## Task statement
Could you update the rows below, from the first one through the line containing "- Ellipse shape: [219, 123, 251, 158]", by replacing "Polygon" with "Polygonal" and leaving everything else unchanged? Return only those rows.

## Information supplied
%%

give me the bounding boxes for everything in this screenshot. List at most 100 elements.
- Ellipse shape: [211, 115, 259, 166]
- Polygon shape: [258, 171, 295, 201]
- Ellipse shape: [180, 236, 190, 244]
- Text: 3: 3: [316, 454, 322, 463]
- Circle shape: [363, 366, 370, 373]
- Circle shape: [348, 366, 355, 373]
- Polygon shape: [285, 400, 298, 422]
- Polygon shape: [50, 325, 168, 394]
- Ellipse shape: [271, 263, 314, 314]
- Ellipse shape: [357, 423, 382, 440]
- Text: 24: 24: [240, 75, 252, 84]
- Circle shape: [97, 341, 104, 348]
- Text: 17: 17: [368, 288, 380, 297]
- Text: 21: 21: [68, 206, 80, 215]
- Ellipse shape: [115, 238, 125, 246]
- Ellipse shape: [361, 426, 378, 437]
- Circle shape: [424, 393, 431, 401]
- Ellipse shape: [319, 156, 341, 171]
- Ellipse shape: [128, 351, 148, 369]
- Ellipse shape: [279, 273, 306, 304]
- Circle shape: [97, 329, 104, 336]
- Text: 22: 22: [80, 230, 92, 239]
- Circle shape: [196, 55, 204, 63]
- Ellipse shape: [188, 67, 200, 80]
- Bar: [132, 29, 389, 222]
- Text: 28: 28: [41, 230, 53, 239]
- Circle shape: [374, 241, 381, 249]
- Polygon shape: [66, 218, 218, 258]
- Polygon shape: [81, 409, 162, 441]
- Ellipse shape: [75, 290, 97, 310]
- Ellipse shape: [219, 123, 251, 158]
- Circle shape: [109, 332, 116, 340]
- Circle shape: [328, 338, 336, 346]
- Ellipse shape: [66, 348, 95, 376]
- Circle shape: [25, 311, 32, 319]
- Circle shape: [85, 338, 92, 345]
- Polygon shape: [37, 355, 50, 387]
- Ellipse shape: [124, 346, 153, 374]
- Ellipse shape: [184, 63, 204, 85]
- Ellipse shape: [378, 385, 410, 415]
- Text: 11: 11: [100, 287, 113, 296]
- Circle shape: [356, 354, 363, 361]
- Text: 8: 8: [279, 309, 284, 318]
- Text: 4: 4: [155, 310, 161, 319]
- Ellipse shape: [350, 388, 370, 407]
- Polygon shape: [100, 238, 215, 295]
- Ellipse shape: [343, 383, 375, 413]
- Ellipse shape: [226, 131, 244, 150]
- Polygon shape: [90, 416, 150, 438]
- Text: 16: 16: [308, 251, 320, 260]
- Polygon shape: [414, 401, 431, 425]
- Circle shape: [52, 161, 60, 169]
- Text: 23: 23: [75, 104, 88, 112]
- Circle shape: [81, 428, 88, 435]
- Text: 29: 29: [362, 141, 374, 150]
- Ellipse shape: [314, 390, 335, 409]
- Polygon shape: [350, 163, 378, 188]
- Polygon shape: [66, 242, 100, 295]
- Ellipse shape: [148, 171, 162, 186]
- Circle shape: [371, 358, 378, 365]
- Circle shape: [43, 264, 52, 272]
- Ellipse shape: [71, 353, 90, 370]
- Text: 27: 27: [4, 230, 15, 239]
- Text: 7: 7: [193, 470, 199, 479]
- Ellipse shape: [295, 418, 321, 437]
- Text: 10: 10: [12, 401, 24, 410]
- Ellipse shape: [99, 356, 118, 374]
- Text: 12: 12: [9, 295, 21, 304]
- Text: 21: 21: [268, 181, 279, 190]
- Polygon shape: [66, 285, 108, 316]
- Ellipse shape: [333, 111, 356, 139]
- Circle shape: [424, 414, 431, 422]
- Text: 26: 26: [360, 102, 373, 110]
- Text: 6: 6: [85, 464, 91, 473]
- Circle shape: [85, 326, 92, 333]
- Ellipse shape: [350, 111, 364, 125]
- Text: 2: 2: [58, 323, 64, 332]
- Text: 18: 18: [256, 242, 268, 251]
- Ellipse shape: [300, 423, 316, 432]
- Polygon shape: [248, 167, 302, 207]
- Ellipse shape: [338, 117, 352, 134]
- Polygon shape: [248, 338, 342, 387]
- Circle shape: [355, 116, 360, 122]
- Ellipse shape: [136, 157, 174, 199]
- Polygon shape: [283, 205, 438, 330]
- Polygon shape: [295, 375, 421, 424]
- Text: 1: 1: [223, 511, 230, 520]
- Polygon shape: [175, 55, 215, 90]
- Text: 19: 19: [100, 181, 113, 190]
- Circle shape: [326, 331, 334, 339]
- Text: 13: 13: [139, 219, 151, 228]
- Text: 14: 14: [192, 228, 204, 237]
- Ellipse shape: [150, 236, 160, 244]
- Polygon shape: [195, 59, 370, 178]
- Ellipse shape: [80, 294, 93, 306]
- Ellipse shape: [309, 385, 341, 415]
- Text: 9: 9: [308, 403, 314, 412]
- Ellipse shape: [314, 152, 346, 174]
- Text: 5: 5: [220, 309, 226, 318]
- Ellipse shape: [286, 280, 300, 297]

%%

## The response
give me the bounding boxes for everything in this screenshot. List at most 100 elements.
- Ellipse shape: [211, 115, 259, 166]
- Polygonal shape: [258, 171, 295, 201]
- Ellipse shape: [180, 236, 190, 244]
- Text: 3: 3: [316, 454, 322, 463]
- Circle shape: [363, 366, 370, 373]
- Circle shape: [348, 366, 355, 373]
- Polygonal shape: [285, 400, 298, 422]
- Polygonal shape: [50, 325, 168, 394]
- Ellipse shape: [271, 263, 314, 314]
- Ellipse shape: [357, 423, 382, 440]
- Text: 24: 24: [240, 75, 252, 84]
- Circle shape: [97, 341, 104, 348]
- Text: 17: 17: [368, 288, 380, 297]
- Text: 21: 21: [68, 206, 80, 215]
- Ellipse shape: [115, 238, 125, 246]
- Ellipse shape: [361, 426, 378, 437]
- Circle shape: [424, 393, 431, 401]
- Ellipse shape: [319, 156, 341, 171]
- Ellipse shape: [128, 351, 148, 369]
- Ellipse shape: [279, 273, 306, 304]
- Circle shape: [97, 329, 104, 336]
- Text: 22: 22: [80, 230, 92, 239]
- Circle shape: [196, 55, 204, 63]
- Ellipse shape: [188, 67, 200, 80]
- Bar: [132, 29, 389, 222]
- Text: 28: 28: [41, 230, 53, 239]
- Circle shape: [374, 241, 381, 249]
- Polygonal shape: [66, 218, 218, 258]
- Polygonal shape: [81, 409, 162, 441]
- Ellipse shape: [75, 290, 97, 310]
- Ellipse shape: [219, 123, 251, 158]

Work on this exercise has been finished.